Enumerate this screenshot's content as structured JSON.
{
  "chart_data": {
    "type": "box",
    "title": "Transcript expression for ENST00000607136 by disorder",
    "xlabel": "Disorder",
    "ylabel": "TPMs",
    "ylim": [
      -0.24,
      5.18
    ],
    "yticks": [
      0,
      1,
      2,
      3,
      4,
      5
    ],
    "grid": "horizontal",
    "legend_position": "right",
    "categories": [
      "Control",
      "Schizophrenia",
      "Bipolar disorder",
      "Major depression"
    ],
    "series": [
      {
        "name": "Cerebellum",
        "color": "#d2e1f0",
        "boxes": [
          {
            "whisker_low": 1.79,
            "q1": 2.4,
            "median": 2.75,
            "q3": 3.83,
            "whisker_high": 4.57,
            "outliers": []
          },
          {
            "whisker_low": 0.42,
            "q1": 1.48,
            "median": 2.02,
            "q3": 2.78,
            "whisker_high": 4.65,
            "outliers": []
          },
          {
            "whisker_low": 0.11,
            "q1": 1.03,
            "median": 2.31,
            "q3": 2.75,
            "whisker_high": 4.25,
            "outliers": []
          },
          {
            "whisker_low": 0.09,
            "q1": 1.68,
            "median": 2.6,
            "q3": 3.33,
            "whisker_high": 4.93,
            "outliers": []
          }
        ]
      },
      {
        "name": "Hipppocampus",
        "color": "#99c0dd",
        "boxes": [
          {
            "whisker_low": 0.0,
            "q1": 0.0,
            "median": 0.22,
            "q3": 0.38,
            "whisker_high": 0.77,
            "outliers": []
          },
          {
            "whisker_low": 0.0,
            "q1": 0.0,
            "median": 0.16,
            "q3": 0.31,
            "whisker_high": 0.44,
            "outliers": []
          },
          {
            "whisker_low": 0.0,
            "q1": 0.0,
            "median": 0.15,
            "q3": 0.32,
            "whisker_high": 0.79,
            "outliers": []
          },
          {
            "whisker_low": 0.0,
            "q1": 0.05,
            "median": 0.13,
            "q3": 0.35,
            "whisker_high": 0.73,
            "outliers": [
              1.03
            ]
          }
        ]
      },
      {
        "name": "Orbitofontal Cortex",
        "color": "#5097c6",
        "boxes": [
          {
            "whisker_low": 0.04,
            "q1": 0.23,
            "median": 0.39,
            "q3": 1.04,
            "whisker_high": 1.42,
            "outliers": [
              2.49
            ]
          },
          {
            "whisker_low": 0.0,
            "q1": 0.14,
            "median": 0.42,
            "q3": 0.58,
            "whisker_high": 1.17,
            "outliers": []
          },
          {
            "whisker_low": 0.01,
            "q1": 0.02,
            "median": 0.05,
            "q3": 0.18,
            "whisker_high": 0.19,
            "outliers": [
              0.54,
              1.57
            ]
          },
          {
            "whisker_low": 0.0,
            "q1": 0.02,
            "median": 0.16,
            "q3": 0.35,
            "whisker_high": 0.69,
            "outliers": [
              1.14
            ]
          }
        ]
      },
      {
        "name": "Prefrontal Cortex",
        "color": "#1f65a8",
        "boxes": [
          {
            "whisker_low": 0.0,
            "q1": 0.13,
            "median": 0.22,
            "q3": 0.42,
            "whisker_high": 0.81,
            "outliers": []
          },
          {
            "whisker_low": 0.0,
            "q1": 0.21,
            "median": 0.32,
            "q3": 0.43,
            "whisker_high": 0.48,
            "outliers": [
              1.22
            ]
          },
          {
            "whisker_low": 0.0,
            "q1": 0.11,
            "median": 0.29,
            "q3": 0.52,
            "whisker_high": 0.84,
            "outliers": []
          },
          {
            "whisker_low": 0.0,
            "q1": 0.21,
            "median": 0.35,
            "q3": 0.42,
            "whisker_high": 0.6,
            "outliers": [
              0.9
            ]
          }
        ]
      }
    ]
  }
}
* * *
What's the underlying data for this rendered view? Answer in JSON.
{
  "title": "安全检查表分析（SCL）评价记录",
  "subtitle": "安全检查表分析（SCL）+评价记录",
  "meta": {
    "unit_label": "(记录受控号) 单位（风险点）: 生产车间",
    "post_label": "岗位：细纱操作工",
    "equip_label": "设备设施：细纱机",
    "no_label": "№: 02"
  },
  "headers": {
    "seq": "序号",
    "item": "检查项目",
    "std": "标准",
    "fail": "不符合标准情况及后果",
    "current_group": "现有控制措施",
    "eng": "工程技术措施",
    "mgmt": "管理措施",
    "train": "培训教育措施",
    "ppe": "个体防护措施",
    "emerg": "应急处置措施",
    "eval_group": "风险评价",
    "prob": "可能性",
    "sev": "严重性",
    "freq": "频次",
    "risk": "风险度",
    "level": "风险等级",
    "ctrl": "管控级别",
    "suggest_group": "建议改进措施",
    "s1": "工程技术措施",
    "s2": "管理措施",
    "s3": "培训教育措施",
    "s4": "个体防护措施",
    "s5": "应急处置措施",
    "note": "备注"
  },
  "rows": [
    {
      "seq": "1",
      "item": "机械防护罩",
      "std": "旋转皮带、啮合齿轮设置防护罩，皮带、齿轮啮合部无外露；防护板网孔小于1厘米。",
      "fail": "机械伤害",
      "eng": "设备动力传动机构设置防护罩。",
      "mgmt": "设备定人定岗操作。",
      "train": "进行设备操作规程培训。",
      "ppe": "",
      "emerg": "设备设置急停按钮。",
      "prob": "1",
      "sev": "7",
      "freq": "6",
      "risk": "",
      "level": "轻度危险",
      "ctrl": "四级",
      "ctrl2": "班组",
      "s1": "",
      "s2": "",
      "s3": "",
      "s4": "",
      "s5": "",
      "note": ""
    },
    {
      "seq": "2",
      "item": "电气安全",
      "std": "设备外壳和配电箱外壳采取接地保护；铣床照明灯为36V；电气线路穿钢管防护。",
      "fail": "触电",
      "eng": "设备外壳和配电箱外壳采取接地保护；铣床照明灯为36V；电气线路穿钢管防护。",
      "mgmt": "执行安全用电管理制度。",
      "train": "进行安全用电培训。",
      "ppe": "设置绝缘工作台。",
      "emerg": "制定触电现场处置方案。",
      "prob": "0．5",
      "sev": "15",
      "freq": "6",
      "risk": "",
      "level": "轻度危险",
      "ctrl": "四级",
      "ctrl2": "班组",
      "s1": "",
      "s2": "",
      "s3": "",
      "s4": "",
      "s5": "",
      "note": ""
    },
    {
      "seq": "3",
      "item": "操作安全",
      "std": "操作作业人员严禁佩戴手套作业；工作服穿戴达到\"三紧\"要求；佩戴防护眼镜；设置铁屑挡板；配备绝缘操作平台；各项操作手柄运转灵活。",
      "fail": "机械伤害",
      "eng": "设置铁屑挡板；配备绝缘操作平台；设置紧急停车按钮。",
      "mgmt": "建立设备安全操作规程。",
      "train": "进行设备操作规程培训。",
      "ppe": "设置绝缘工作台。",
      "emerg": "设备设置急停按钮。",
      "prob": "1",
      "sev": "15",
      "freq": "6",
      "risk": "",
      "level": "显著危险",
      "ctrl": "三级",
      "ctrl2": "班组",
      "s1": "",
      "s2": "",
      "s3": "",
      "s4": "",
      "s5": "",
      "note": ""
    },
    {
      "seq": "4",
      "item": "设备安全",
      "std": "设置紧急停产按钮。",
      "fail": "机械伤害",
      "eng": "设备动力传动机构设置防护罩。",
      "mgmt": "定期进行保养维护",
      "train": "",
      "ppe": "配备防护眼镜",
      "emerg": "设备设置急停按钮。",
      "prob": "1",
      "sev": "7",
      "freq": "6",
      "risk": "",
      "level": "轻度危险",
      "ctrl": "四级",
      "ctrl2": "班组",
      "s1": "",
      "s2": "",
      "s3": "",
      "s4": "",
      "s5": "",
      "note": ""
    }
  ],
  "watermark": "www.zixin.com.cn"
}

▸ **AIM OF THE EXERCISE**
Check each line above for "color" and return the ones that have it.

▸ **RESPONSE**
        "color": "#d2e1f0",
        "color": "#99c0dd",
        "color": "#5097c6",
        "color": "#1f65a8",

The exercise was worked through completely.